Task to carry out:
Take every line from the listing below that contains "know".

Material:

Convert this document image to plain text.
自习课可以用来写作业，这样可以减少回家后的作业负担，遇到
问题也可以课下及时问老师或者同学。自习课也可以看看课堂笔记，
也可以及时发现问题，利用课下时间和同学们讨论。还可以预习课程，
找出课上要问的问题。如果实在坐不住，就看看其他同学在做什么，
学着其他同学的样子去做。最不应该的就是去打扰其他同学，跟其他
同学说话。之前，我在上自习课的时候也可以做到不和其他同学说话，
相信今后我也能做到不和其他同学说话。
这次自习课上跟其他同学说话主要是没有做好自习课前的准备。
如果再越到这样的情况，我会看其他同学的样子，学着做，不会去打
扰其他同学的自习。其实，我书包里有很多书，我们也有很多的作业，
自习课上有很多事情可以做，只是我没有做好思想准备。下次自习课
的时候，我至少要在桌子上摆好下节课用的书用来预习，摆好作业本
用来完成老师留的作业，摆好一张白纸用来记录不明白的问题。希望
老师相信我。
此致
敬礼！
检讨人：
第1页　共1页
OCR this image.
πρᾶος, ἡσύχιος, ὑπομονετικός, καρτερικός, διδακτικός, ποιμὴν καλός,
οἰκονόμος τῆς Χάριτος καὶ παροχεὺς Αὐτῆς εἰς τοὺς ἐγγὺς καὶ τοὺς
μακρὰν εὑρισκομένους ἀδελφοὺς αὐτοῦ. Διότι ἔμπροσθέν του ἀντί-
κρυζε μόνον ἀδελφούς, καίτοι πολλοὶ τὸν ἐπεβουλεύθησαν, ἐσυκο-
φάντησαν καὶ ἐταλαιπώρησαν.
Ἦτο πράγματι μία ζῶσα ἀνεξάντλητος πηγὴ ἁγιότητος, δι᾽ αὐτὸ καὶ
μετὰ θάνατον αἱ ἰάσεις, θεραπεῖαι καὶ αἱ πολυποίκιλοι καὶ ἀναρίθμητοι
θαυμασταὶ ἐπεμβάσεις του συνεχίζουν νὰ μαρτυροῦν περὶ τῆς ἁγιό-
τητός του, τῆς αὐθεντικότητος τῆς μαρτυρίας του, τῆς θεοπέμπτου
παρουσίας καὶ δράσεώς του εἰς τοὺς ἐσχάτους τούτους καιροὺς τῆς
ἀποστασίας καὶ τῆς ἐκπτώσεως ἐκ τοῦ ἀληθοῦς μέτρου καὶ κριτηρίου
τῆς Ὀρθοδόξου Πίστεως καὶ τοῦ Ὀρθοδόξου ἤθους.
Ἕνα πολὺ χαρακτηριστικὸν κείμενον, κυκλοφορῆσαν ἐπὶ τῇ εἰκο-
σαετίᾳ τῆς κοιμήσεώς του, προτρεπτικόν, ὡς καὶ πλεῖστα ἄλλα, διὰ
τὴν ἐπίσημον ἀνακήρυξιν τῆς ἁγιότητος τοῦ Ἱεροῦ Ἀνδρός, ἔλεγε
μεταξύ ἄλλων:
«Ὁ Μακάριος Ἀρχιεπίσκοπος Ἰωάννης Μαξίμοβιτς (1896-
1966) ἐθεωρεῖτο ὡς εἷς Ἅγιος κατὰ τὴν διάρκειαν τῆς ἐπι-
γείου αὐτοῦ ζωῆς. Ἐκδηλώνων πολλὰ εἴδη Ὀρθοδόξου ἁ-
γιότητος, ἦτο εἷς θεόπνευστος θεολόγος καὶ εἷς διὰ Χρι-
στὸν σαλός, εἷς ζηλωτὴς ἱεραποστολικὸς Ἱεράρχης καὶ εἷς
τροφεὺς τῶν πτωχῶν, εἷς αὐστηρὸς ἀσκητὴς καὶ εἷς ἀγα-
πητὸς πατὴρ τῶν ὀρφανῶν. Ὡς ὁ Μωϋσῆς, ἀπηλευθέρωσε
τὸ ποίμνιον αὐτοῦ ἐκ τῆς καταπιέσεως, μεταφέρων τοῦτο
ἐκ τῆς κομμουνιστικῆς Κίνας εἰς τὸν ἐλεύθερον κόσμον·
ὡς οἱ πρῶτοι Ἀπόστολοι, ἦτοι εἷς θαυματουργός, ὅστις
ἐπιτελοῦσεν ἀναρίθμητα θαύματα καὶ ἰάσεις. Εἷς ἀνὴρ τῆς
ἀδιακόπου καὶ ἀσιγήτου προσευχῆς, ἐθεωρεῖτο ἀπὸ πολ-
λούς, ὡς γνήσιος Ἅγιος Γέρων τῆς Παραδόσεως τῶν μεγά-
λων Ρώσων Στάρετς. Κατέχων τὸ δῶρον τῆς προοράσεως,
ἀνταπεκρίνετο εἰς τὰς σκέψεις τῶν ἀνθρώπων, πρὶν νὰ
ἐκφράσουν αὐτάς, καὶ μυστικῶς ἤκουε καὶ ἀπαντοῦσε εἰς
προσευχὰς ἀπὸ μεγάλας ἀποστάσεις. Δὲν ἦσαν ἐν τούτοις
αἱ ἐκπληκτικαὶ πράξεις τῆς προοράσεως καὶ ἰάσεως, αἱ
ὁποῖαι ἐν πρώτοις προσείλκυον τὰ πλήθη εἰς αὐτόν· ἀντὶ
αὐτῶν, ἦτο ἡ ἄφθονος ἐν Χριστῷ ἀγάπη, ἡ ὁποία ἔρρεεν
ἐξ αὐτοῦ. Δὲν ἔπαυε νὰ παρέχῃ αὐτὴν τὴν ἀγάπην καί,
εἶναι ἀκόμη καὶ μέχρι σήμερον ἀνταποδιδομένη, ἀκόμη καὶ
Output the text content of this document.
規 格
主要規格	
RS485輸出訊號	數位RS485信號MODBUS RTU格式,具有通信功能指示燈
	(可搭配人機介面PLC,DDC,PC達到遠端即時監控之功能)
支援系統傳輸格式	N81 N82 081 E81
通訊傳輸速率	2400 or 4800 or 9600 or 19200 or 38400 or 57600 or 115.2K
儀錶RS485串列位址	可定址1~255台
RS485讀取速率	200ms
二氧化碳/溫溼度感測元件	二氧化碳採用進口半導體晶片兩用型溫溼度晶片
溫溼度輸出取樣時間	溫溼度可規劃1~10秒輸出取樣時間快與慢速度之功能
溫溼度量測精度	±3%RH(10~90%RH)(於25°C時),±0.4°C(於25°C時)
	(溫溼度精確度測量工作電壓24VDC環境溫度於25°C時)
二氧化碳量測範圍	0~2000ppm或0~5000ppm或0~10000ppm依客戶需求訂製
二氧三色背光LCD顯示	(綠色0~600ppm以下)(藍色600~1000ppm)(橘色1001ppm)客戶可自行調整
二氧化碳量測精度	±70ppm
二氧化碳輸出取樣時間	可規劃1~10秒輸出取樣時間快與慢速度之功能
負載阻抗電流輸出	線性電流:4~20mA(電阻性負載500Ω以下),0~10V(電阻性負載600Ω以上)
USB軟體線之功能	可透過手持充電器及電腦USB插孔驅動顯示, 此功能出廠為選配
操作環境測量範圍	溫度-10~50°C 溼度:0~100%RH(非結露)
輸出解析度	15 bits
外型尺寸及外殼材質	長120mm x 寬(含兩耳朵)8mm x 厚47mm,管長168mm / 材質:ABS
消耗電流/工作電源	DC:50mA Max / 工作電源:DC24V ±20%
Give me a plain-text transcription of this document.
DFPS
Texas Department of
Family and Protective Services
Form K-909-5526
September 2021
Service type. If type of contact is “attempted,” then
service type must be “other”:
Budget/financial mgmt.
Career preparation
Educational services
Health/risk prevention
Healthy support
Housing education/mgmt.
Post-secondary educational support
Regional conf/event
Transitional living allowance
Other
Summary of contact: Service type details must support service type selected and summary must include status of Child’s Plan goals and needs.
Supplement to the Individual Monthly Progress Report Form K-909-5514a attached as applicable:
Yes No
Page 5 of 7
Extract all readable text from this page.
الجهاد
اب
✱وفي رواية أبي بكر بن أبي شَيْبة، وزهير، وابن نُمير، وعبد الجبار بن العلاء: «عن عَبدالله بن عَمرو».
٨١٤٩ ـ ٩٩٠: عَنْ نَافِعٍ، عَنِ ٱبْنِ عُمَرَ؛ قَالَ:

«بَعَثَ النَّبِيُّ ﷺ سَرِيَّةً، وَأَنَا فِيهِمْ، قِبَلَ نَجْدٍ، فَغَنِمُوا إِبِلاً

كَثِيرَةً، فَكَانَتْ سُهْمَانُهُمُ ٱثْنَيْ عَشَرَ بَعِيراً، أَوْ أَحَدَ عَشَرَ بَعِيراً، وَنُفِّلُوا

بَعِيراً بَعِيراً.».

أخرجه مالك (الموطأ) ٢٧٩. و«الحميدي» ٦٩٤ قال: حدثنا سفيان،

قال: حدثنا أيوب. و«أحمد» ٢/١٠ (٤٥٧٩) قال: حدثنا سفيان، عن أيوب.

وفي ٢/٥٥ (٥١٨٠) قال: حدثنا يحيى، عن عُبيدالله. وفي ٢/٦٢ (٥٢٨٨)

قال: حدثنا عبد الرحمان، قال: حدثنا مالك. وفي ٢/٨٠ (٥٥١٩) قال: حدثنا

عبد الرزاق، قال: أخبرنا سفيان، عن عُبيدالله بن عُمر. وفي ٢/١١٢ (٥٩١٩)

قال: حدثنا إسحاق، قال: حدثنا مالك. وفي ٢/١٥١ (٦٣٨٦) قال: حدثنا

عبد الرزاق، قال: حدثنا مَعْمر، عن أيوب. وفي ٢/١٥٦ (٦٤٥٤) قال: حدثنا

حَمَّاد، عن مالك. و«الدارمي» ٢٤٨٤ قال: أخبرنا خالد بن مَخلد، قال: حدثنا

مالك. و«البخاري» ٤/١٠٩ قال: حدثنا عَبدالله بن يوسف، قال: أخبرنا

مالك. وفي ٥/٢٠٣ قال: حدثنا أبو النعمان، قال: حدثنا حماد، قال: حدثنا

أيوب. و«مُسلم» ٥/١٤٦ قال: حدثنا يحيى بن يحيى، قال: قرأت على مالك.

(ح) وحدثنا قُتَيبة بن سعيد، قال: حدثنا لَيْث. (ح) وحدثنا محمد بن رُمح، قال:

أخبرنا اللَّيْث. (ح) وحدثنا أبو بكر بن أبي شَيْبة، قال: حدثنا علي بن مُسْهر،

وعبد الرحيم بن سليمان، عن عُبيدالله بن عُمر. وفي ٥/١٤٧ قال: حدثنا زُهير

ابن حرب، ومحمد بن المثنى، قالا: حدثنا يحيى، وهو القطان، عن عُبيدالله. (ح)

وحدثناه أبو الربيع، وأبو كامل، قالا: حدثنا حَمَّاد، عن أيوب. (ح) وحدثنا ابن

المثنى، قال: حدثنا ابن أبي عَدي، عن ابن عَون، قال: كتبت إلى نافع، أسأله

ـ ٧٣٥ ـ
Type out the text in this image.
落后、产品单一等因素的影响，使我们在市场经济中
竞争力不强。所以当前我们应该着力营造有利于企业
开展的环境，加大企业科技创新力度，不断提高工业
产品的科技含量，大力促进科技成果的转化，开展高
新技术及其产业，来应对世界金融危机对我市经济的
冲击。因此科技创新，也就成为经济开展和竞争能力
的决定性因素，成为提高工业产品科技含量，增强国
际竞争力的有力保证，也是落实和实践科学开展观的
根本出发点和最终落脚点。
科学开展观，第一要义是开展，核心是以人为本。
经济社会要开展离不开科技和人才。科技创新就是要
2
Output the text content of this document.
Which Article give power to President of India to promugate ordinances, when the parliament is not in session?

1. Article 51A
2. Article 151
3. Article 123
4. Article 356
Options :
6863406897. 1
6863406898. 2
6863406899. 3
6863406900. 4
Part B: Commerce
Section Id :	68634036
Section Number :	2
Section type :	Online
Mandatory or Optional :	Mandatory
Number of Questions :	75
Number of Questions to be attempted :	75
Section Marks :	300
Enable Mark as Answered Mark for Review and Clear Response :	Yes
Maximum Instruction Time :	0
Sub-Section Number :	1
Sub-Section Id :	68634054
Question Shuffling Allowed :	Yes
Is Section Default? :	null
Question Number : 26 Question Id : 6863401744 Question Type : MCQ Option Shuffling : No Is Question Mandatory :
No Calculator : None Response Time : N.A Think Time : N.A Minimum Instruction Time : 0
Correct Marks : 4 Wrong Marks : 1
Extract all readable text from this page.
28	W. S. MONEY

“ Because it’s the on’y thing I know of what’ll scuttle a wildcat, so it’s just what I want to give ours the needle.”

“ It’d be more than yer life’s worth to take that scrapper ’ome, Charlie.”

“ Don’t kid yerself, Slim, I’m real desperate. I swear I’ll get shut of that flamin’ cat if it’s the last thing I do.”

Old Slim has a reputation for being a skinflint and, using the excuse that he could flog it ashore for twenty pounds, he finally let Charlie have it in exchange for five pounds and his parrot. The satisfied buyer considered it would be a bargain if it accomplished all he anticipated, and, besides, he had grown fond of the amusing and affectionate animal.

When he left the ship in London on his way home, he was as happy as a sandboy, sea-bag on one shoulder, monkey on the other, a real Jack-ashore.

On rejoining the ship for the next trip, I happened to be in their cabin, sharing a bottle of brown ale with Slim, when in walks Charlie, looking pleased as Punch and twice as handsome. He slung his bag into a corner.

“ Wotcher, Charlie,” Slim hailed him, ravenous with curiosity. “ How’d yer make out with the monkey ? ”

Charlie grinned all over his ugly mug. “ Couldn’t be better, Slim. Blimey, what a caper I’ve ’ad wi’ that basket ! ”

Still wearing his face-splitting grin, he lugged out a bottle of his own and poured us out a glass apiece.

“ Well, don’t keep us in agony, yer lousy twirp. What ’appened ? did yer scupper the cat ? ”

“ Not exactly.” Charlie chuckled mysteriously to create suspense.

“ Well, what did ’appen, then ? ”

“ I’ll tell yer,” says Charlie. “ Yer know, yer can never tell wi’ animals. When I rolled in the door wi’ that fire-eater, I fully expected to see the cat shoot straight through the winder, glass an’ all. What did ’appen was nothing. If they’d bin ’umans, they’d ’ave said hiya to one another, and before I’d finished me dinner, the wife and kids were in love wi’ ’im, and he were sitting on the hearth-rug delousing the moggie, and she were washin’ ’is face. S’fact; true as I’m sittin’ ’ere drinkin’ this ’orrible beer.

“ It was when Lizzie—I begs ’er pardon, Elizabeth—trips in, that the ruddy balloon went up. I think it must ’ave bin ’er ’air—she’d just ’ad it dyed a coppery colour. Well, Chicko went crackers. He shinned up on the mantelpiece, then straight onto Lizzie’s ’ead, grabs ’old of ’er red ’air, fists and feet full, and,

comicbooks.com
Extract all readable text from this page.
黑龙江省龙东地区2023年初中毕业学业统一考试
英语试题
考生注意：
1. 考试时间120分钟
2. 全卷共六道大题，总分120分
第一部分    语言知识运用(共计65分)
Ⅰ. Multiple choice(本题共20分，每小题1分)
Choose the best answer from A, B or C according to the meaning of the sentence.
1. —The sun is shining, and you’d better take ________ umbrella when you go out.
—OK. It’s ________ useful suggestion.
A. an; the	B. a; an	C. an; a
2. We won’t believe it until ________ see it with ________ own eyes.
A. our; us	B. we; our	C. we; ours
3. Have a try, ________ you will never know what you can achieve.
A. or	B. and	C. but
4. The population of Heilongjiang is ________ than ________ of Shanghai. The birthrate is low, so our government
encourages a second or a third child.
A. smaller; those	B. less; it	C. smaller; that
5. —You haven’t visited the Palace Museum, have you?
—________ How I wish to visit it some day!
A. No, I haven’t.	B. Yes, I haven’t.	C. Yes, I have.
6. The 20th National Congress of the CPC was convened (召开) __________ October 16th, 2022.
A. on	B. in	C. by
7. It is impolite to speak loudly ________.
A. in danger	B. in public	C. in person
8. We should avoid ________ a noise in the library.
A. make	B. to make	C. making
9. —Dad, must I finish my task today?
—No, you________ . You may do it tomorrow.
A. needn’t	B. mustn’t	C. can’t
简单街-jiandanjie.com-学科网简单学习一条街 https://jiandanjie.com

Written answer:
“ Because it’s the on’y thing I know of what’ll scuttle a wildcat, so it’s just what I want to give ours the needle.”
“ I’ll tell yer,” says Charlie. “ Yer know, yer can never tell wi’ animals. When I rolled in the door wi’ that fire-eater, I fully expected to see the cat shoot straight through the winder, glass an’ all. What did ’appen was nothing. If they’d bin ’umans, they’d ’ave said hiya to one another, and before I’d finished me dinner, the wife and kids were in love wi’ ’im, and he were sitting on the hearth-rug delousing the moggie, and she were washin’ ’is face. S’fact; true as I’m sittin’ ’ere drinkin’ this ’orrible beer.
3. Have a try, ________ you will never know what you can achieve.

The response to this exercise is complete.